**Required work**
Write out every line of the material exactly as it appears.

start

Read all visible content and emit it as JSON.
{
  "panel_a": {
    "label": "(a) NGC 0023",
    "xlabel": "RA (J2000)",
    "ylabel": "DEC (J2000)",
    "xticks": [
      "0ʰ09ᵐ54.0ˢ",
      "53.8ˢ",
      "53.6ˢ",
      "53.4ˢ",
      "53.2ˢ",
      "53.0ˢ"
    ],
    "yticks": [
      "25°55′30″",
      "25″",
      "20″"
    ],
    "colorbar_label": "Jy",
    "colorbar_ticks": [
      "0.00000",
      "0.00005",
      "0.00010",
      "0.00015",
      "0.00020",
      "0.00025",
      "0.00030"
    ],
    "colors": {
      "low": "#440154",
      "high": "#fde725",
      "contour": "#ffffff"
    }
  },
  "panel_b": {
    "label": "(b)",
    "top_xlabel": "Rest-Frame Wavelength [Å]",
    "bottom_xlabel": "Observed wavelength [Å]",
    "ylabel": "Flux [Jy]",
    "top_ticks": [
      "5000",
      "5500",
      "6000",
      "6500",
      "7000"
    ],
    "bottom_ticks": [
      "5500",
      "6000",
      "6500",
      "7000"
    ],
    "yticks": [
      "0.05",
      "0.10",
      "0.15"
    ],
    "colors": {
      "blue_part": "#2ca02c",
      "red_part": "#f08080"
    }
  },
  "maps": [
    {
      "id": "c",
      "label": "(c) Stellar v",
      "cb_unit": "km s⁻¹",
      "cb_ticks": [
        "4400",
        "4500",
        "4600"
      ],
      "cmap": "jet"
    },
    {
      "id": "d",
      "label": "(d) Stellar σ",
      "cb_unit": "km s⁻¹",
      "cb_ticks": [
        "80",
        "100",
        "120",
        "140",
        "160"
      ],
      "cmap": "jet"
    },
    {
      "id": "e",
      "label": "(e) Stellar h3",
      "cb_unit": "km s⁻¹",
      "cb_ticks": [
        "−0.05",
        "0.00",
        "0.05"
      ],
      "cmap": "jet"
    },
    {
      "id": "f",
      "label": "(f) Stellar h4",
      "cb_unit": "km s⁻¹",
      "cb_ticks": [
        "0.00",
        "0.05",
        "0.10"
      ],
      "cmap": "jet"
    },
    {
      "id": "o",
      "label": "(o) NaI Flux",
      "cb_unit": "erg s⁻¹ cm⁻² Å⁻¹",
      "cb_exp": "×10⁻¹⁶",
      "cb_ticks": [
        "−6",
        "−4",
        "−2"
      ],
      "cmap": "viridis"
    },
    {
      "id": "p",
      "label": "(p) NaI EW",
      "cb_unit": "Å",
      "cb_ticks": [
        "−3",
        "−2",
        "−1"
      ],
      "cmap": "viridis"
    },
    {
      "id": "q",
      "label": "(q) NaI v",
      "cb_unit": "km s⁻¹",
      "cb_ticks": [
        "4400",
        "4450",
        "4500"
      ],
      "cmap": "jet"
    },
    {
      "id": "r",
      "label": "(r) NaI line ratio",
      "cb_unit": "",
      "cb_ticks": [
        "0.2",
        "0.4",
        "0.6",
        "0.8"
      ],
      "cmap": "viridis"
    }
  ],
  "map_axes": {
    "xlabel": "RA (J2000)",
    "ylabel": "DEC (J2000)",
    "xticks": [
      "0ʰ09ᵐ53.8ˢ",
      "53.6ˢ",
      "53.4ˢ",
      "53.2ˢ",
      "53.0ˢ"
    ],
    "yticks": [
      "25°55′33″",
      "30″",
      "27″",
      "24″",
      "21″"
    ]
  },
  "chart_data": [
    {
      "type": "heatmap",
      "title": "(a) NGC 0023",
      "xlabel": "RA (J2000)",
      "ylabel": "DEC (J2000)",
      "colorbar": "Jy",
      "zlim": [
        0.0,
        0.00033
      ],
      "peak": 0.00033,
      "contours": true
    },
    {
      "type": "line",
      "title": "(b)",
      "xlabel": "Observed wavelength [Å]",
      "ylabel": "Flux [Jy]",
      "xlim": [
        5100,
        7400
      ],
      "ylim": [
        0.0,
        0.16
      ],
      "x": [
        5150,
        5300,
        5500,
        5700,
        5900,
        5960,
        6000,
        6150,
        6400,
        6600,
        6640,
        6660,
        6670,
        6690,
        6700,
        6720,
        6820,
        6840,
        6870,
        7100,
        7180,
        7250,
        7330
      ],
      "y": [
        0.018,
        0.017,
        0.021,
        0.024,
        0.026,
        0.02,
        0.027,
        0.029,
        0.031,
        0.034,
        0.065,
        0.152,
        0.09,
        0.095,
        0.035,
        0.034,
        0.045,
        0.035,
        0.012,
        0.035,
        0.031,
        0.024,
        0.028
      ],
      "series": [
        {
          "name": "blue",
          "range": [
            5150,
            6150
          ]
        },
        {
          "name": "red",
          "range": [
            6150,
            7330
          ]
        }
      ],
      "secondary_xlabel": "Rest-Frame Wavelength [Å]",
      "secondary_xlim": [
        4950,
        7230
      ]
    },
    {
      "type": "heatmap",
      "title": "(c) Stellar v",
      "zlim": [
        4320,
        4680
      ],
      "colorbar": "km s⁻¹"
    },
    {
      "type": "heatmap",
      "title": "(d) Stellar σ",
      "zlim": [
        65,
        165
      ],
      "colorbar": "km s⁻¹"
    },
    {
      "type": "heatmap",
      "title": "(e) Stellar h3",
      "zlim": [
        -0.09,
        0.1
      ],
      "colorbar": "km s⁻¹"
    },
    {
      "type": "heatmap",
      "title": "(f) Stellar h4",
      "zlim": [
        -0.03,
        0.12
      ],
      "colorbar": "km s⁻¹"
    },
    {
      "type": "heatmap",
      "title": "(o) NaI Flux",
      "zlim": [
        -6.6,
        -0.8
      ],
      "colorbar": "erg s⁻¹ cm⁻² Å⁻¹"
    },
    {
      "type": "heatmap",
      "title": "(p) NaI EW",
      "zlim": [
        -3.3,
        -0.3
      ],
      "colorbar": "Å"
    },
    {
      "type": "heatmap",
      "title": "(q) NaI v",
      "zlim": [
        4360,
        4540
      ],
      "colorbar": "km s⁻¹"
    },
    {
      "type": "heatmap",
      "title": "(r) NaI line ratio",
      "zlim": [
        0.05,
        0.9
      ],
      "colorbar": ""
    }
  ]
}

end

**Output of the task**
Read all visible content and emit it as JSON.
{
  "panel_a": {
    "label": "(a) NGC 0023",
    "xlabel": "RA (J2000)",
    "ylabel": "DEC (J2000)",
    "xticks": [
      "0ʰ09ᵐ54.0ˢ",
      "53.8ˢ",
      "53.6ˢ",
      "53.4ˢ",
      "53.2ˢ",
      "53.0ˢ"
    ],
    "yticks": [
      "25°55′30″",
      "25″",
      "20″"
    ],
    "colorbar_label": "Jy",
    "colorbar_ticks": [
      "0.00000",
      "0.00005",
      "0.00010",
      "0.00015",
      "0.00020",
      "0.00025",
      "0.00030"
    ],
    "colors": {
      "low": "#440154",
      "high": "#fde725",
      "contour": "#ffffff"
    }
  },
  "panel_b": {
    "label": "(b)",
    "top_xlabel": "Rest-Frame Wavelength [Å]",
    "bottom_xlabel": "Observed wavelength [Å]",
    "ylabel": "Flux [Jy]",
    "top_ticks": [
      "5000",
      "5500",
      "6000",
      "6500",
      "7000"
    ],
    "bottom_ticks": [
      "5500",
      "6000",
      "6500",
      "7000"
    ],
    "yticks": [
      "0.05",
      "0.10",
      "0.15"
    ],
    "colors": {
      "blue_part": "#2ca02c",
      "red_part": "#f08080"
    }
  },
  "maps": [
    {
      "id": "c",
      "label": "(c) Stellar v",
      "cb_unit": "km s⁻¹",
      "cb_ticks": [
        "4400",
        "4500",
        "4600"
      ],
      "cmap": "jet"
    },
    {
      "id": "d",
      "label": "(d) Stellar σ",
      "cb_unit": "km s⁻¹",
      "cb_ticks": [
        "80",
        "100",
        "120",
        "140",
        "160"
      ],
      "cmap": "jet"
    },
    {
      "id": "e",
      "label": "(e) Stellar h3",
      "cb_unit": "km s⁻¹",
      "cb_ticks": [
        "−0.05",
        "0.00",
        "0.05"
      ],
      "cmap": "jet"
    },
    {
      "id": "f",
      "label": "(f) Stellar h4",
      "cb_unit": "km s⁻¹",
      "cb_ticks": [
        "0.00",
        "0.05",
        "0.10"
      ],
      "cmap": "jet"
    },
    {
      "id": "o",
      "label": "(o) NaI Flux",
      "cb_unit": "erg s⁻¹ cm⁻² Å⁻¹",
      "cb_exp": "×10⁻¹⁶",
      "cb_ticks": [
        "−6",
        "−4",
        "−2"
      ],
      "cmap": "viridis"
    },
    {
      "id": "p",
      "label": "(p) NaI EW",
      "cb_unit": "Å",
      "cb_ticks": [
        "−3",
        "−2",
        "−1"
      ],
      "cmap": "viridis"
    },
    {
      "id": "q",
      "label": "(q) NaI v",
      "cb_unit": "km s⁻¹",
      "cb_ticks": [
        "4400",
        "4450",
        "4500"
      ],
      "cmap": "jet"
    },
    {
      "id": "r",
      "label": "(r) NaI line ratio",
      "cb_unit": "",
      "cb_ticks": [
        "0.2",
        "0.4",
        "0.6",
        "0.8"
      ],
      "cmap": "viridis"
    }
  ],
  "map_axes": {
    "xlabel": "RA (J2000)",
    "ylabel": "DEC (J2000)",
    "xticks": [
      "0ʰ09ᵐ53.8ˢ",
      "53.6ˢ",
      "53.4ˢ",
      "53.2ˢ",
      "53.0ˢ"
    ],
    "yticks": [
      "25°55′33″",
      "30″",
      "27″",
      "24″",
      "21″"
    ]
  },
  "chart_data": [
    {
      "type": "heatmap",
      "title": "(a) NGC 0023",
      "xlabel": "RA (J2000)",
      "ylabel": "DEC (J2000)",
      "colorbar": "Jy",
      "zlim": [
        0.0,
        0.00033
      ],
      "peak": 0.00033,
      "contours": true
    },
    {
      "type": "line",
      "title": "(b)",
      "xlabel": "Observed wavelength [Å]",
      "ylabel": "Flux [Jy]",
      "xlim": [
        5100,
        7400
      ],
      "ylim": [
        0.0,
        0.16
      ],
      "x": [
        5150,
        5300,
        5500,
        5700,
        5900,
        5960,
        6000,
        6150,
        6400,
        6600,
        6640,
        6660,
        6670,
        6690,
        6700,
        6720,
        6820,
        6840,
        6870,
        7100,
        7180,
        7250,
        7330
      ],
      "y": [
        0.018,
        0.017,
        0.021,
        0.024,
        0.026,
        0.02,
        0.027,
        0.029,
        0.031,
        0.034,
        0.065,
        0.152,
        0.09,
        0.095,
        0.035,
        0.034,
        0.045,
        0.035,
        0.012,
        0.035,
        0.031,
        0.024,
        0.028
      ],
      "series": [
        {
          "name": "blue",
          "range": [
            5150,
            6150
          ]
        },
        {
          "name": "red",
          "range": [
            6150,
            7330
          ]
        }
      ],
      "secondary_xlabel": "Rest-Frame Wavelength [Å]",
      "secondary_xlim": [
        4950,
        7230
      ]
    },
    {
      "type": "heatmap",
      "title": "(c) Stellar v",
      "zlim": [
        4320,
        4680
      ],
      "colorbar": "km s⁻¹"
    },
    {
      "type": "heatmap",
      "title": "(d) Stellar σ",
      "zlim": [
        65,
        165
      ],
      "colorbar": "km s⁻¹"
    },
    {
      "type": "heatmap",
      "title": "(e) Stellar h3",
      "zlim": [
        -0.09,
        0.1
      ],
      "colorbar": "km s⁻¹"
    },
    {
      "type": "heatmap",
      "title": "(f) Stellar h4",
      "zlim": [
        -0.03,
        0.12
      ],
      "colorbar": "km s⁻¹"
    },
    {
      "type": "heatmap",
      "title": "(o) NaI Flux",
      "zlim": [
        -6.6,
        -0.8
      ],
      "colorbar": "erg s⁻¹ cm⁻² Å⁻¹"
    },
    {
      "type": "heatmap",
      "title": "(p) NaI EW",
      "zlim": [
        -3.3,
        -0.3
      ],
      "colorbar": "Å"
    },
    {
      "type": "heatmap",
      "title": "(q) NaI v",
      "zlim": [
        4360,
        4540
      ],
      "colorbar": "km s⁻¹"
    },
    {
      "type": "heatmap",
      "title": "(r) NaI line ratio",
      "zlim": [
        0.05,
        0.9
      ],
      "colorbar": ""
    }
  ]
}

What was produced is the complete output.